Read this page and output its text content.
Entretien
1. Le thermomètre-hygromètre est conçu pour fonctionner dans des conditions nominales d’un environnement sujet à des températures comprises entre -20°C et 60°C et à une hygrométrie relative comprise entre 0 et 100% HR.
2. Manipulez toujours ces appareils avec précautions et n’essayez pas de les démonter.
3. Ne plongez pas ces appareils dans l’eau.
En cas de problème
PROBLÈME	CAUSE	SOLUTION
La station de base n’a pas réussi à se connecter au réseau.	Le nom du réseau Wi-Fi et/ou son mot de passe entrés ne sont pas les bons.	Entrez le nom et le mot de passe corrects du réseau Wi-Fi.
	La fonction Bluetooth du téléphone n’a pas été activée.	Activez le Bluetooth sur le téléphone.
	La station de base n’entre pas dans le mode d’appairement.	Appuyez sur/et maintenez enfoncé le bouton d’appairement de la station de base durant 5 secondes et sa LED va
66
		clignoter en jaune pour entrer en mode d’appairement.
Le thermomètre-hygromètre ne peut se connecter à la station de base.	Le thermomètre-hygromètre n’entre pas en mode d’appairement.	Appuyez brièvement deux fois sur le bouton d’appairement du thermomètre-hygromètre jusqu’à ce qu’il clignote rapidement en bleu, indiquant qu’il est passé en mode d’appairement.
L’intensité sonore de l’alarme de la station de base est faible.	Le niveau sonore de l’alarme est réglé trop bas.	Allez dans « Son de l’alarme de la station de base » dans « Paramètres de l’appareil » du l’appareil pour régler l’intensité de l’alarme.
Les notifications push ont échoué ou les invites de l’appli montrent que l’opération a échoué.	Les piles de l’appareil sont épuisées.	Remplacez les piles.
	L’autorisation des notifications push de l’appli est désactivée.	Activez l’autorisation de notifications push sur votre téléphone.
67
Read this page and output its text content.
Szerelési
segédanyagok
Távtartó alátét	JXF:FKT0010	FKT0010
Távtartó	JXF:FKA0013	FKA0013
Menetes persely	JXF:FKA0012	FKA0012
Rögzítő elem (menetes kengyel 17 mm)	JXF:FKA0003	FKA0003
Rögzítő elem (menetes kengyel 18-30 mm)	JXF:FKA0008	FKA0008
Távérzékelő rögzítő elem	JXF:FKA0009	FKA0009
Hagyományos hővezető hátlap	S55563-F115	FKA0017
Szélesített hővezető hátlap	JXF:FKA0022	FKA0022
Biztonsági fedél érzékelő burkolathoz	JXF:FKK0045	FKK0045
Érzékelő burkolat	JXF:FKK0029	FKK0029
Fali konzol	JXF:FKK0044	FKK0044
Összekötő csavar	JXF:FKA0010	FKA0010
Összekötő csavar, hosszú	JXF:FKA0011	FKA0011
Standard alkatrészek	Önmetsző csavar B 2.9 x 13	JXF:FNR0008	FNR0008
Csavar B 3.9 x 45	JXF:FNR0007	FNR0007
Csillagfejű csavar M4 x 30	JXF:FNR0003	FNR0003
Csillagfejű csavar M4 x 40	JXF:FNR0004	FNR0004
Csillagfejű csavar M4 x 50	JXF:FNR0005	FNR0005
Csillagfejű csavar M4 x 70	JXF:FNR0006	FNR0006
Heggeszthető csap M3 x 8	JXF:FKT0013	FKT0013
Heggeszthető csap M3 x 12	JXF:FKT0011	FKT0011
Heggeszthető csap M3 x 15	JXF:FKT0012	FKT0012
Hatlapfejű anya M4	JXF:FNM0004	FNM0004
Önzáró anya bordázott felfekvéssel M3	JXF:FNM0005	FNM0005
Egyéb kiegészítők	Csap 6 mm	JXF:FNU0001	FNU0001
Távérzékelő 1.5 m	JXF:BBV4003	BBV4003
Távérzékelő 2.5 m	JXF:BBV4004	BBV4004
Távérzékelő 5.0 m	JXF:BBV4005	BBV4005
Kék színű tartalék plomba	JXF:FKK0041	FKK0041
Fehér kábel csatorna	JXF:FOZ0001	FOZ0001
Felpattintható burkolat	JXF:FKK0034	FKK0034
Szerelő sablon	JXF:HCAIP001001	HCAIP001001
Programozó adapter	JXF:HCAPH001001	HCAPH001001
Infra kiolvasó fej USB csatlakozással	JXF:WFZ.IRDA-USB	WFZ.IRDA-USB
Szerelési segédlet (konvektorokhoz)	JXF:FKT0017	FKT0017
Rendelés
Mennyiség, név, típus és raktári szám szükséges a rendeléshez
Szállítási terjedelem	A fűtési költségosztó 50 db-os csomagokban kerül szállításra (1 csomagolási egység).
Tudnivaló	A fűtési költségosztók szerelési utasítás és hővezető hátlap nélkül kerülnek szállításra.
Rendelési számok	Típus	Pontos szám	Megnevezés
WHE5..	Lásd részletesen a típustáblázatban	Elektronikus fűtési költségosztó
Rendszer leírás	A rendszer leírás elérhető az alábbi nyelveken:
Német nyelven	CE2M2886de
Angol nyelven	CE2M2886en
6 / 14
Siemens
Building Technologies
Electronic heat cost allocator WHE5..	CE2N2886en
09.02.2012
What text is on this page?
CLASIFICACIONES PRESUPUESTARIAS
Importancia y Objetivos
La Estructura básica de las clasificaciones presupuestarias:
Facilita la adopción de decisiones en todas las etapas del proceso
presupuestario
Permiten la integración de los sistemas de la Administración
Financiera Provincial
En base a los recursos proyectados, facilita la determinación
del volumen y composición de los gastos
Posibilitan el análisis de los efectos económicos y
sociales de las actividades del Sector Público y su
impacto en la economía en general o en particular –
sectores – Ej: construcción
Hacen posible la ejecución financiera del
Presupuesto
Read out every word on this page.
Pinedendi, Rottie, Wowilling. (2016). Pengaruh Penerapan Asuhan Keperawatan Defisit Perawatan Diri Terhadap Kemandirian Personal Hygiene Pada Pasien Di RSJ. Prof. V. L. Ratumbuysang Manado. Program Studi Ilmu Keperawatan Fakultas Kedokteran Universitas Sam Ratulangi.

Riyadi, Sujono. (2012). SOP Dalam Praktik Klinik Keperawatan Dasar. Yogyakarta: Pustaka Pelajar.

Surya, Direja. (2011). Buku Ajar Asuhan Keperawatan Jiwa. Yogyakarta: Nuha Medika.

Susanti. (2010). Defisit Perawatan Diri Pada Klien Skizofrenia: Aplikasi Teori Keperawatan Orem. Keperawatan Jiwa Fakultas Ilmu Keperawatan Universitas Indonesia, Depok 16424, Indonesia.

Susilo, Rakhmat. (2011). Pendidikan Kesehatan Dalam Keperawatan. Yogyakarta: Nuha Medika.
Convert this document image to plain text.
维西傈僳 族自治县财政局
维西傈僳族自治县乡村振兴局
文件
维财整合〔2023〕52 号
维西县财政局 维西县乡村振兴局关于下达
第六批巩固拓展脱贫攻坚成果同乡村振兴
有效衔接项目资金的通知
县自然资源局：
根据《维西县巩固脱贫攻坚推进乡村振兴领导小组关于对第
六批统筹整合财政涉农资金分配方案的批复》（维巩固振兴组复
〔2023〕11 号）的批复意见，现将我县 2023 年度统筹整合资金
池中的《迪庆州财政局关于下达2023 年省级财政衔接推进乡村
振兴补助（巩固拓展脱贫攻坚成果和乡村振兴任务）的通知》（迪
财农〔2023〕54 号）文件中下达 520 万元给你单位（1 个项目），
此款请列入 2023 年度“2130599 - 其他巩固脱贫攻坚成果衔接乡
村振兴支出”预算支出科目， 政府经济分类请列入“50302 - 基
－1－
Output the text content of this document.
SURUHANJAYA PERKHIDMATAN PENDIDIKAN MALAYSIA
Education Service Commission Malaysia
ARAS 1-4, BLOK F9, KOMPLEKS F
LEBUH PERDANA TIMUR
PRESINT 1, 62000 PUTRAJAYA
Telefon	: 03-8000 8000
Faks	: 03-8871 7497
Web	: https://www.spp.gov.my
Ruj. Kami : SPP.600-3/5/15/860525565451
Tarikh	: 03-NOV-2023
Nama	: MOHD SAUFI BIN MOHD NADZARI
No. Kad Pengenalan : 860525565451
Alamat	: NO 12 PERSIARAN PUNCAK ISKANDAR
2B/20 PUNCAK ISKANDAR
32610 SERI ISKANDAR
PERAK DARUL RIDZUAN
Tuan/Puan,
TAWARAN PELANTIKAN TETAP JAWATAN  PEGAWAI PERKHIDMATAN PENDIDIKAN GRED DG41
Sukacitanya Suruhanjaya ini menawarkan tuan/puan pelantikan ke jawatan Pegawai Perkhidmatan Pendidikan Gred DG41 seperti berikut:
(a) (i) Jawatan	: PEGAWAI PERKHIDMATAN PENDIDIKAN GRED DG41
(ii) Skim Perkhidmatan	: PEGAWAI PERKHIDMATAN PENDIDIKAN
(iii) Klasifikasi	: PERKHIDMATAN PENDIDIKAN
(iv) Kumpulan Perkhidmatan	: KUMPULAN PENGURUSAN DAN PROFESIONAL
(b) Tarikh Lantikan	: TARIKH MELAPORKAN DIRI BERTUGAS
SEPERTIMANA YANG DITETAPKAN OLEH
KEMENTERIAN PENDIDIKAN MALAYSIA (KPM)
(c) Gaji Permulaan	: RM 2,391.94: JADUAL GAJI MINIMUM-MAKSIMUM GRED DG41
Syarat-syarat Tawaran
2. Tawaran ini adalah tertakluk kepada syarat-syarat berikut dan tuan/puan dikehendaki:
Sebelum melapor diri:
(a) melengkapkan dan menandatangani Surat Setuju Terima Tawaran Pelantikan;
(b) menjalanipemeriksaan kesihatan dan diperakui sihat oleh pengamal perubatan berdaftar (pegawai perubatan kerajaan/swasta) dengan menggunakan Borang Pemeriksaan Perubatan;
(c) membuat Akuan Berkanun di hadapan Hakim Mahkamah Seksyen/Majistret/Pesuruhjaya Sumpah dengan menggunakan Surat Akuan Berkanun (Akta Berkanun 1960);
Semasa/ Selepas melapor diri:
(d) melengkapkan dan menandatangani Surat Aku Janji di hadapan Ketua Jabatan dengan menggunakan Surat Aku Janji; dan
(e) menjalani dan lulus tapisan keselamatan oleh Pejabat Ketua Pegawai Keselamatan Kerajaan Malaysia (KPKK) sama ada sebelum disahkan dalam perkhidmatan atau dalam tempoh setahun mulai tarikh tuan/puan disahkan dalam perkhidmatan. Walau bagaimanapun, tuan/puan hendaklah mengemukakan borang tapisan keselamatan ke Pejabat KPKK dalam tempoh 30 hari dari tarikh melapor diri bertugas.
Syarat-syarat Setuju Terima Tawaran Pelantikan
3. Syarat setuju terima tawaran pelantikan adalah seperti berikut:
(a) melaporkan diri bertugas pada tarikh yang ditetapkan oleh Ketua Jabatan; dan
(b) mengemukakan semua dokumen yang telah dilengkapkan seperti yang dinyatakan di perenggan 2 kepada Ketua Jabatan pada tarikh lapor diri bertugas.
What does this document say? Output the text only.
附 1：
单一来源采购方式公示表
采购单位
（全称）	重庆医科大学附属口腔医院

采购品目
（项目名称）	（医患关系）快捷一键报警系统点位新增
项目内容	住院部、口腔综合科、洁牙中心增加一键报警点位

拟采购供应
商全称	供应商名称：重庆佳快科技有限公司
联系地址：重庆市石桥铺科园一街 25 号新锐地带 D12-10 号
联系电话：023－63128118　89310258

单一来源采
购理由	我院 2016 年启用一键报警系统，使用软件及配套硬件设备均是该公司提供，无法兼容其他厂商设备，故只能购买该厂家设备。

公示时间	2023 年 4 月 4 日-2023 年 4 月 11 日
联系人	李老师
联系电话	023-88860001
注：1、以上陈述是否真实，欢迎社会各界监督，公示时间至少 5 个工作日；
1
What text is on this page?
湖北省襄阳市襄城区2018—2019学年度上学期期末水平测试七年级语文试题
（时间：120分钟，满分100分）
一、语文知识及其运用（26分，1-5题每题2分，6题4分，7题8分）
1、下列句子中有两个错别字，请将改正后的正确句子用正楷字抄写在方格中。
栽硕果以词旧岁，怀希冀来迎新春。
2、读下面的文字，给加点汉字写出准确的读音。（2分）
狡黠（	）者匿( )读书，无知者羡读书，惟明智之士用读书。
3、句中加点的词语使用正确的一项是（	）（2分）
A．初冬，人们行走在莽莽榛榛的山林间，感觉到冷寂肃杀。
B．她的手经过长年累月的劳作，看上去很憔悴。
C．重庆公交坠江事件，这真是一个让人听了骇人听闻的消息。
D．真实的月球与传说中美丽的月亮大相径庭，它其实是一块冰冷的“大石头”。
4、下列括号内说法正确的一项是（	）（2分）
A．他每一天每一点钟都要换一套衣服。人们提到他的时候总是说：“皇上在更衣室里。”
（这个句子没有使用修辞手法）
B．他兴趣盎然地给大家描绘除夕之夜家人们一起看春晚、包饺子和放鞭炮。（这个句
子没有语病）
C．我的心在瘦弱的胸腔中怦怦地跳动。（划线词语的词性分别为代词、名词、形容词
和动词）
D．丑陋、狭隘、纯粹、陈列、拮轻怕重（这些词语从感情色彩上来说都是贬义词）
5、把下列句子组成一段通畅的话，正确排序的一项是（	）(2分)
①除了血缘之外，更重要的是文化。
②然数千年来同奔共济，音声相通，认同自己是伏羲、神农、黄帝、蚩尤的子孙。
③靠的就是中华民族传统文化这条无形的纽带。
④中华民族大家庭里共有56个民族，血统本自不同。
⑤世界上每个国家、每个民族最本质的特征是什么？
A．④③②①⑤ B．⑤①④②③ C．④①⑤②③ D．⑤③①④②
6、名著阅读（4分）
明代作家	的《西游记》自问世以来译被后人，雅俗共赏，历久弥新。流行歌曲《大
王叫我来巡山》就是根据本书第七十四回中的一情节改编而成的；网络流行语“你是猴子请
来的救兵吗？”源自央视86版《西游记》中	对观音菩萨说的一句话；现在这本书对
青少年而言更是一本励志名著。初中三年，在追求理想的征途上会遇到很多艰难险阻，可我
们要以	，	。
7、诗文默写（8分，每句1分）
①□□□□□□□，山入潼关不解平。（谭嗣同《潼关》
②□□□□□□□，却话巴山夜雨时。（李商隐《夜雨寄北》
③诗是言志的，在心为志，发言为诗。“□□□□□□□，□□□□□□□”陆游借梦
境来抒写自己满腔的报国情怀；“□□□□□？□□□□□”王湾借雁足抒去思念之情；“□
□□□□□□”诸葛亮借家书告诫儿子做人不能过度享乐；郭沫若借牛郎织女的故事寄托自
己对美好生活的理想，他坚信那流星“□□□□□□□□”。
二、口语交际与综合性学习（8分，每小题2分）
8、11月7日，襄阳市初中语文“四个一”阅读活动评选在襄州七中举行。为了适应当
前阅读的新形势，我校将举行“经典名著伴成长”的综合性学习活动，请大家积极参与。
===============
Brief: Copy every line above that includes the string "menandatangani".

Final answer:
(a) melengkapkan dan menandatangani Surat Setuju Terima Tawaran Pelantikan;
(d) melengkapkan dan menandatangani Surat Aku Janji di hadapan Ketua Jabatan dengan menggunakan Surat Aku Janji; dan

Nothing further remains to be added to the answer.